WHAT THE EXERCISE ASKS: Extract all lines that hold the string "Output".

GIVEN DATA:
◆ ◆ ◆ ◆ ◆

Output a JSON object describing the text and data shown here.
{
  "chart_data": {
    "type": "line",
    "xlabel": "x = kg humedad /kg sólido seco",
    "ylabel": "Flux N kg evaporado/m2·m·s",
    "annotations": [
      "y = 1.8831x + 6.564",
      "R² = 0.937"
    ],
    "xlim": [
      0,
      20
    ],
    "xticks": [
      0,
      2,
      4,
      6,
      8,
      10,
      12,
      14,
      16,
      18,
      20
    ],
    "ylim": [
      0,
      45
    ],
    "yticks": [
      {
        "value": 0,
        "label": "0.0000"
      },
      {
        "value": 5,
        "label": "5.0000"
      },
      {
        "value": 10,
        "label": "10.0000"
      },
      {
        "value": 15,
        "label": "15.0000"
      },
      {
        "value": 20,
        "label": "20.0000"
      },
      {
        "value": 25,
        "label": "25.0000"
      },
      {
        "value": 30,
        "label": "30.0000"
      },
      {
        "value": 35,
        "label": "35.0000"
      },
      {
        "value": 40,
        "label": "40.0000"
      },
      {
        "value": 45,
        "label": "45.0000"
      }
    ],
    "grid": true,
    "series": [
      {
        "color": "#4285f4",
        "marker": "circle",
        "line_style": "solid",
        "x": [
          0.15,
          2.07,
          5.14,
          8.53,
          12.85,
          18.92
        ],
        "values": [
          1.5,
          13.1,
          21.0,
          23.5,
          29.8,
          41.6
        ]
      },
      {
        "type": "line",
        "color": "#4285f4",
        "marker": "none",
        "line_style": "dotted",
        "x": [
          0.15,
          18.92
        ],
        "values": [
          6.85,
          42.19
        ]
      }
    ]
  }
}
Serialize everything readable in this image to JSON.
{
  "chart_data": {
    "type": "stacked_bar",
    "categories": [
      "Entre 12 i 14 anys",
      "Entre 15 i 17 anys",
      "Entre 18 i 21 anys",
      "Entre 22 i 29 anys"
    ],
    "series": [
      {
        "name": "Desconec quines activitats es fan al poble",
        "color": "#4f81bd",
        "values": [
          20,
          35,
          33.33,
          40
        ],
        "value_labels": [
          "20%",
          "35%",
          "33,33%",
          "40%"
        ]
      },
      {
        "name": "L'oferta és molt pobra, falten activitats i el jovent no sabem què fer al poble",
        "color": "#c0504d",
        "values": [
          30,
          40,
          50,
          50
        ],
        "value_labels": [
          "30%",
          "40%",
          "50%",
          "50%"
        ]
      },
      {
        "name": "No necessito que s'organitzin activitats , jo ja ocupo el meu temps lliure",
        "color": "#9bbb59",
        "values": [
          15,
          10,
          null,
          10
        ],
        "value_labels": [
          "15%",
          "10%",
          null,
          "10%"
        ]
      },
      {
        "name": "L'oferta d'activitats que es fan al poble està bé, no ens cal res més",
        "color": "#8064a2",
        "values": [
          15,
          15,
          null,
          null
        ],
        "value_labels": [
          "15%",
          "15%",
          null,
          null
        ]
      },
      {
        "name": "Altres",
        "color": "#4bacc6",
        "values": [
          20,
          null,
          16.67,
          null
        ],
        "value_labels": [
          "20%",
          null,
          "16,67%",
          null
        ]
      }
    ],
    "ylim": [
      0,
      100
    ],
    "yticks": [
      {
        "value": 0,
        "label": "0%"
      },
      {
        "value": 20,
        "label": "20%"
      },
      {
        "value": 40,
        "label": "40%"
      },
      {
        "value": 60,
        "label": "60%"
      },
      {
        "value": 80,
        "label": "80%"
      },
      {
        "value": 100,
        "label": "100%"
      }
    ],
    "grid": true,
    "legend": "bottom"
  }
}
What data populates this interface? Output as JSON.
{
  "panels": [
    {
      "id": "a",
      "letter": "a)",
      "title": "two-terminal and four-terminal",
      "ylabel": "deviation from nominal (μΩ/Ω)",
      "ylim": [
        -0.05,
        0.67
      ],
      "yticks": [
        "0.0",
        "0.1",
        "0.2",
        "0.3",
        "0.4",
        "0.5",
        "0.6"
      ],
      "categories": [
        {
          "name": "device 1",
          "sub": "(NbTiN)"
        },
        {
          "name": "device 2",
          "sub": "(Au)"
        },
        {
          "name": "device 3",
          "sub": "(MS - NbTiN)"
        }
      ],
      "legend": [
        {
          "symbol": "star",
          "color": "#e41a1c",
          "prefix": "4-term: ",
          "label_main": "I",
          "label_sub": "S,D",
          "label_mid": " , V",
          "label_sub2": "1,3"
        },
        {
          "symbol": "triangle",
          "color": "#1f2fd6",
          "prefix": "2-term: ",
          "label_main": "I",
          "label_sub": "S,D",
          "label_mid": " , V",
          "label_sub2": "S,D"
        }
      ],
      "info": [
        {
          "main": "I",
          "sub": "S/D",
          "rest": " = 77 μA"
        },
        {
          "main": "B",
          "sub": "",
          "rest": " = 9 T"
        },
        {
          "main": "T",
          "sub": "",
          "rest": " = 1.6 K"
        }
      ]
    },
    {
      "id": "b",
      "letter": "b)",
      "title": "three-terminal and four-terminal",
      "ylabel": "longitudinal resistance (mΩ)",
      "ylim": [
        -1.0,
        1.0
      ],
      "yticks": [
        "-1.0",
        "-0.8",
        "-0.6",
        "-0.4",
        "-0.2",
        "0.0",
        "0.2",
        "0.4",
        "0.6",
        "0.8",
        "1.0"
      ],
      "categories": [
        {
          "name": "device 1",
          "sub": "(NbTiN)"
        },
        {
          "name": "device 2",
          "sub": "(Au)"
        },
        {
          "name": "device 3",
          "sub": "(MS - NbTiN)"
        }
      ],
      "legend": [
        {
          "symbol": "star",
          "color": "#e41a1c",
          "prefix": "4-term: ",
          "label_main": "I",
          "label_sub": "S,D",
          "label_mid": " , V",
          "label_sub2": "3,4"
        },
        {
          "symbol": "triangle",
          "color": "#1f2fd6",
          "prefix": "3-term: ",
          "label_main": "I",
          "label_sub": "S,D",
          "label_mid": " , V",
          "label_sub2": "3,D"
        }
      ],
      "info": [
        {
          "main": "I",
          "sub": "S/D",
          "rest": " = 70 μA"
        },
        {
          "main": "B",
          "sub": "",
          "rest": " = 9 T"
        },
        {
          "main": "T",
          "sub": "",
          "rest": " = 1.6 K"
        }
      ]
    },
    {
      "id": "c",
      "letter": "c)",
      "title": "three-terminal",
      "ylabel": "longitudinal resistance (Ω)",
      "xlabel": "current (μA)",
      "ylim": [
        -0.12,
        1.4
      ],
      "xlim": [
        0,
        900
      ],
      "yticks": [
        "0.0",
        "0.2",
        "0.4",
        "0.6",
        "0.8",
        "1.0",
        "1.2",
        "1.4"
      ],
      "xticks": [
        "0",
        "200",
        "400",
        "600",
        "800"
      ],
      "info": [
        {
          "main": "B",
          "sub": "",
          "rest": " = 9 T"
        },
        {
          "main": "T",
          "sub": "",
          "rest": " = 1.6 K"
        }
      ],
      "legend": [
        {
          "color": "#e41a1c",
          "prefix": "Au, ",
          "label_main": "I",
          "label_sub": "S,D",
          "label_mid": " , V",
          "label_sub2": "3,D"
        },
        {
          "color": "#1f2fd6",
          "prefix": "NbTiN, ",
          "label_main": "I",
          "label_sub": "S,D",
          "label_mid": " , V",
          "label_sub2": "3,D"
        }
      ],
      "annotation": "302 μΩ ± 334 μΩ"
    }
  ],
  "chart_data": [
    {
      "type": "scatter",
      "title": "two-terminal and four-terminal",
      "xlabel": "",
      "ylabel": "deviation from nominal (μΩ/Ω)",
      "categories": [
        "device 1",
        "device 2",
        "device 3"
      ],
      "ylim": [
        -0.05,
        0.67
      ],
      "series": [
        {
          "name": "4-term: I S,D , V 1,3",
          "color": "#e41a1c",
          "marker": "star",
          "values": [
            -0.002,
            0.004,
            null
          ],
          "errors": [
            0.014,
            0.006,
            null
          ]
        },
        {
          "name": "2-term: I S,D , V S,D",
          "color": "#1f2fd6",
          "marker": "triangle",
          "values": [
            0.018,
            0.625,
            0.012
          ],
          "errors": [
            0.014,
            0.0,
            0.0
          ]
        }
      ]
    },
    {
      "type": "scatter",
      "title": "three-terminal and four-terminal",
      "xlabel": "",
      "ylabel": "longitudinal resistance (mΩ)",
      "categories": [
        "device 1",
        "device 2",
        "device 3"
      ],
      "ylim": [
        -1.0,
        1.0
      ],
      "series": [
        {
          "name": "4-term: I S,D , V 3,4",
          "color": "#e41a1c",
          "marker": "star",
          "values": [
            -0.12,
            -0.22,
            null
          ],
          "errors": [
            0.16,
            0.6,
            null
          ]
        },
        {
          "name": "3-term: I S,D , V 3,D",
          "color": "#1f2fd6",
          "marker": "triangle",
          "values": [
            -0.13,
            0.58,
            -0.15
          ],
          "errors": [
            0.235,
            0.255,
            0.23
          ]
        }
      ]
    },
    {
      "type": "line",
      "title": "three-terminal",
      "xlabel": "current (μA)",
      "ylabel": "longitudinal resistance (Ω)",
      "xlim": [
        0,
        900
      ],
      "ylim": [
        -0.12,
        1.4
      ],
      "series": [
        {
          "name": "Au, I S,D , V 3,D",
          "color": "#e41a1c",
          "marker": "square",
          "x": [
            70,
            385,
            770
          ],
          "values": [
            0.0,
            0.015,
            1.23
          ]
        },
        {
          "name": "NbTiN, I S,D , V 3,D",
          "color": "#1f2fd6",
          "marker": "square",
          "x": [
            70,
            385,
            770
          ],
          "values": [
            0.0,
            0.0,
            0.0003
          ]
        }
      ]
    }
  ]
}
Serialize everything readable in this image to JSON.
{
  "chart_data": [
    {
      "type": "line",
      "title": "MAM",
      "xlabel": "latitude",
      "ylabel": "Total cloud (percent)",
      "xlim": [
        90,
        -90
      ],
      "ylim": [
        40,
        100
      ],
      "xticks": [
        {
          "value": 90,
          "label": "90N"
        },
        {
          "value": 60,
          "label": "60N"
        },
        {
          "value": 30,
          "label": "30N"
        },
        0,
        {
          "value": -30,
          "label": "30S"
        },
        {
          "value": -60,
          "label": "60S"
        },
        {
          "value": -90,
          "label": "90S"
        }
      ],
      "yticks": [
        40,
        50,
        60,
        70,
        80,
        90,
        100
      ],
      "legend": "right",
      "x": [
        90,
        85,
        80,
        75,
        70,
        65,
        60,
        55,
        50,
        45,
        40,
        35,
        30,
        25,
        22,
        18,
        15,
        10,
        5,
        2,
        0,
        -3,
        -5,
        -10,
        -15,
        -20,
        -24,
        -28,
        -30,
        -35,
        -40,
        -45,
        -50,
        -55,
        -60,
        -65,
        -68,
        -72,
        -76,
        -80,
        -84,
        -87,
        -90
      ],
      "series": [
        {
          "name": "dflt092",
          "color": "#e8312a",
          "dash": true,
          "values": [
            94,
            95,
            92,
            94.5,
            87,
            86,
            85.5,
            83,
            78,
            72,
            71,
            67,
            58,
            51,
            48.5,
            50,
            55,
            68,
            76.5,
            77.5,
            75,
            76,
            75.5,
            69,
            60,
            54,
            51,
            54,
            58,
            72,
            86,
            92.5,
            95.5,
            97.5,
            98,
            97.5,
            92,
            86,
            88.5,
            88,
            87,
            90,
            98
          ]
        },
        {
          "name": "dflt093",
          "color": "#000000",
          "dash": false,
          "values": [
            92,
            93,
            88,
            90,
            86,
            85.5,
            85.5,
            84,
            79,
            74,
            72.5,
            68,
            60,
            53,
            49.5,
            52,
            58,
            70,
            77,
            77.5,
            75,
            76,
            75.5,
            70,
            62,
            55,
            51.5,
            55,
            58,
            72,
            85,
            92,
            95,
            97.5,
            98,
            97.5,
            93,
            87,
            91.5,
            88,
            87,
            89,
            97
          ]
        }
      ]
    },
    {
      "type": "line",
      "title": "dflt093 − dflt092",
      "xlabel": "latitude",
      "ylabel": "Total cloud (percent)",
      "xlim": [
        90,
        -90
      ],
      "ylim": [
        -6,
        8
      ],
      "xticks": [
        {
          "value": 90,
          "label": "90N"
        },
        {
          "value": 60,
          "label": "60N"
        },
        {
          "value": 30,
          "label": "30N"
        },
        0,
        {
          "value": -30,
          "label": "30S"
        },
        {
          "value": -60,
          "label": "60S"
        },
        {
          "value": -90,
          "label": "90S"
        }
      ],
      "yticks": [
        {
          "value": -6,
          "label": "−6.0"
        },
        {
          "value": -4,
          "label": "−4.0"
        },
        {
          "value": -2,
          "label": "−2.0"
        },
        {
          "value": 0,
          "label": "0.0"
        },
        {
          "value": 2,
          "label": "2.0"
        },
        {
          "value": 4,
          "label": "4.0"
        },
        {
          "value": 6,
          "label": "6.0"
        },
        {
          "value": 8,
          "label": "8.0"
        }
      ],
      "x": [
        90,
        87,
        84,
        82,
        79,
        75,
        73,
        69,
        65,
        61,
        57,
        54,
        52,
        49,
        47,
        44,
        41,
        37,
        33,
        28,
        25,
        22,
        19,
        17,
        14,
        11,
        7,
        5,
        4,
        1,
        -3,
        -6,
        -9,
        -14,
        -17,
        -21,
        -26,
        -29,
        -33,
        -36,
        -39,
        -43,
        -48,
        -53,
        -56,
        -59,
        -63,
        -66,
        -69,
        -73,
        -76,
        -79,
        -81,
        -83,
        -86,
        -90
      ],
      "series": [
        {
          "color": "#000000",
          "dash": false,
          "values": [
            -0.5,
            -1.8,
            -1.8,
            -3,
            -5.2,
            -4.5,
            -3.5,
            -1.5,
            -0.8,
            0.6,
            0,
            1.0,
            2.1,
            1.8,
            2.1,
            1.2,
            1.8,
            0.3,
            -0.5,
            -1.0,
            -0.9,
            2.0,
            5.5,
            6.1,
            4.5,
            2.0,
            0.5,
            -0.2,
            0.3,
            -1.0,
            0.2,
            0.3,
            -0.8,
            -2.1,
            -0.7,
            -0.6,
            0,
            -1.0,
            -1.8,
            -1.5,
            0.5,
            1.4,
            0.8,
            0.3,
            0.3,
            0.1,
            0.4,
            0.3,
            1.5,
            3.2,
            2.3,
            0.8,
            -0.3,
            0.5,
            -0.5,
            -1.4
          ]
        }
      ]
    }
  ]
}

◆ ◆ ◆ ◆ ◆

EXERCISE ANSWER:
Output a JSON object describing the text and data shown here.
What data populates this interface? Output as JSON.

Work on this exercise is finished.